● **Aim**:
Pick out all lines of the entries that include the word "答案不唯一" and copy them.

Stored data
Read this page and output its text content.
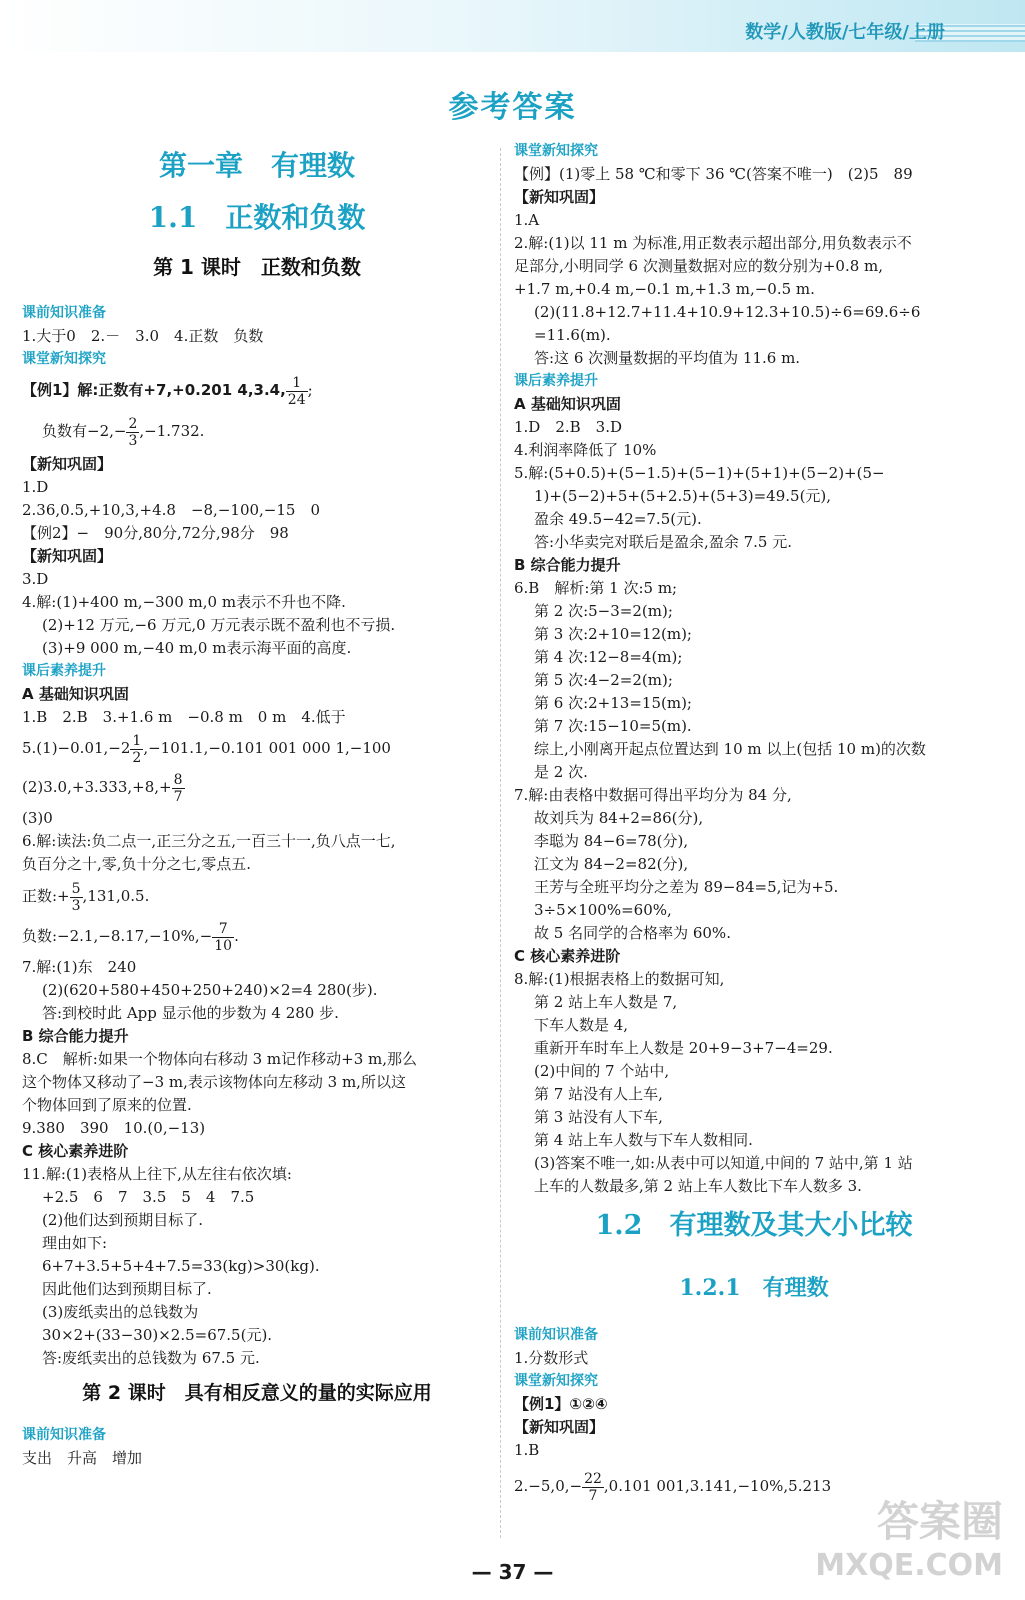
数学/人教版/七年级/上册
参考答案
第一章　有理数
1.1　正数和负数
第 1 课时　正数和负数
课前知识准备
1.大于0　2.－　3.0　4.正数　负数
课堂新知探究
【例1】解:正数有+7,+0.201 4,3.4, $\frac{1}{24}$ ;
负数有$-2,- \frac{2}{3} ,-1.732$.
【新知巩固】
1.D
2.36,0.5,+10,3,+4.8　−8,−100,−15　0
【例2】−　90分,80分,72分,98分　98
【新知巩固】
3.D
4.解:(1)+400 m,−300 m,0 m表示不升也不降.
(2)+12 万元,−6 万元,0 万元表示既不盈利也不亏损.
(3)+9 000 m,−40 m,0 m表示海平面的高度.
课后素养提升
A 基础知识巩固
1.B　2.B　3.+1.6 m　−0.8 m　0 m　4.低于
$5.(1)-0.01,-2 \frac{1}{2} ,-101.1,-0.101$ 001 000 1,−100
$(2)3.0,+3.333,+8,+ \frac{8}{7}$
(3)0
6.解:读法:负二点一,正三分之五,一百三十一,负八点一七,
负百分之十,零,负十分之七,零点五.
正数:+ $\frac{5}{3} ,131,0.5$.
负数:−2.1,−8.17,−10%,− $\frac{7}{10}$ .
7.解:(1)东　240
(2)(620+580+450+250+240)×2=4 280(步).
答:到校时此 App 显示他的步数为 4 280 步.
B 综合能力提升
8.C　解析:如果一个物体向右移动 3 m记作移动+3 m,那么
这个物体又移动了−3 m,表示该物体向左移动 3 m,所以这
个物体回到了原来的位置.
9.380　390　10.(0,−13)
C 核心素养进阶
11.解:(1)表格从上往下,从左往右依次填:
+2.5　6　7　3.5　5　4　7.5
(2)他们达到预期目标了.
理由如下:
6+7+3.5+5+4+7.5=33(kg)>30(kg).
因此他们达到预期目标了.
(3)废纸卖出的总钱数为
30×2+(33−30)×2.5=67.5(元).
答:废纸卖出的总钱数为 67.5 元.
第 2 课时　具有相反意义的量的实际应用
课前知识准备
支出　升高　增加
课堂新知探究
【例】(1)零上 58 ℃和零下 36 ℃(答案不唯一)　(2)5　89
【新知巩固】
1.A
2.解:(1)以 11 m 为标准,用正数表示超出部分,用负数表示不
足部分,小明同学 6 次测量数据对应的数分别为+0.8 m,
+1.7 m,+0.4 m,−0.1 m,+1.3 m,−0.5 m.
(2)(11.8+12.7+11.4+10.9+12.3+10.5)÷6=69.6÷6
=11.6(m).
答:这 6 次测量数据的平均值为 11.6 m.
课后素养提升
A 基础知识巩固
1.D　2.B　3.D
4.利润率降低了 10%
5.解:(5+0.5)+(5−1.5)+(5−1)+(5+1)+(5−2)+(5−
1)+(5−2)+5+(5+2.5)+(5+3)=49.5(元),
盈余 49.5−42=7.5(元).
答:小华卖完对联后是盈余,盈余 7.5 元.
B 综合能力提升
6.B　解析:第 1 次:5 m;
第 2 次:5−3=2(m);
第 3 次:2+10=12(m);
第 4 次:12−8=4(m);
第 5 次:4−2=2(m);
第 6 次:2+13=15(m);
第 7 次:15−10=5(m).
综上,小刚离开起点位置达到 10 m 以上(包括 10 m)的次数
是 2 次.
7.解:由表格中数据可得出平均分为 84 分,
故刘兵为 84+2=86(分),
李聪为 84−6=78(分),
江文为 84−2=82(分),
王芳与全班平均分之差为 89−84=5,记为+5.
3÷5×100%=60%,
故 5 名同学的合格率为 60%.
C 核心素养进阶
8.解:(1)根据表格上的数据可知,
第 2 站上车人数是 7,
下车人数是 4,
重新开车时车上人数是 20+9−3+7−4=29.
(2)中间的 7 个站中,
第 7 站没有人上车,
第 3 站没有人下车,
第 4 站上车人数与下车人数相同.
(3)答案不唯一,如:从表中可以知道,中间的 7 站中,第 1 站
上车的人数最多,第 2 站上车人数比下车人数多 3.
1.2　有理数及其大小比较
1.2.1　有理数
课前知识准备
1.分数形式
课堂新知探究
【例1】①②④
【新知巩固】
1.B
$2.-5,0,- \frac{22}{7} ,0.101$ 001,3.141,−10%,5.213
答案圈
MXQE.COM
— 37 —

● **Correct result**:
【例】(1)零上 58 ℃和零下 36 ℃(答案不唯一)　(2)5　89
(3)答案不唯一,如:从表中可以知道,中间的 7 站中,第 1 站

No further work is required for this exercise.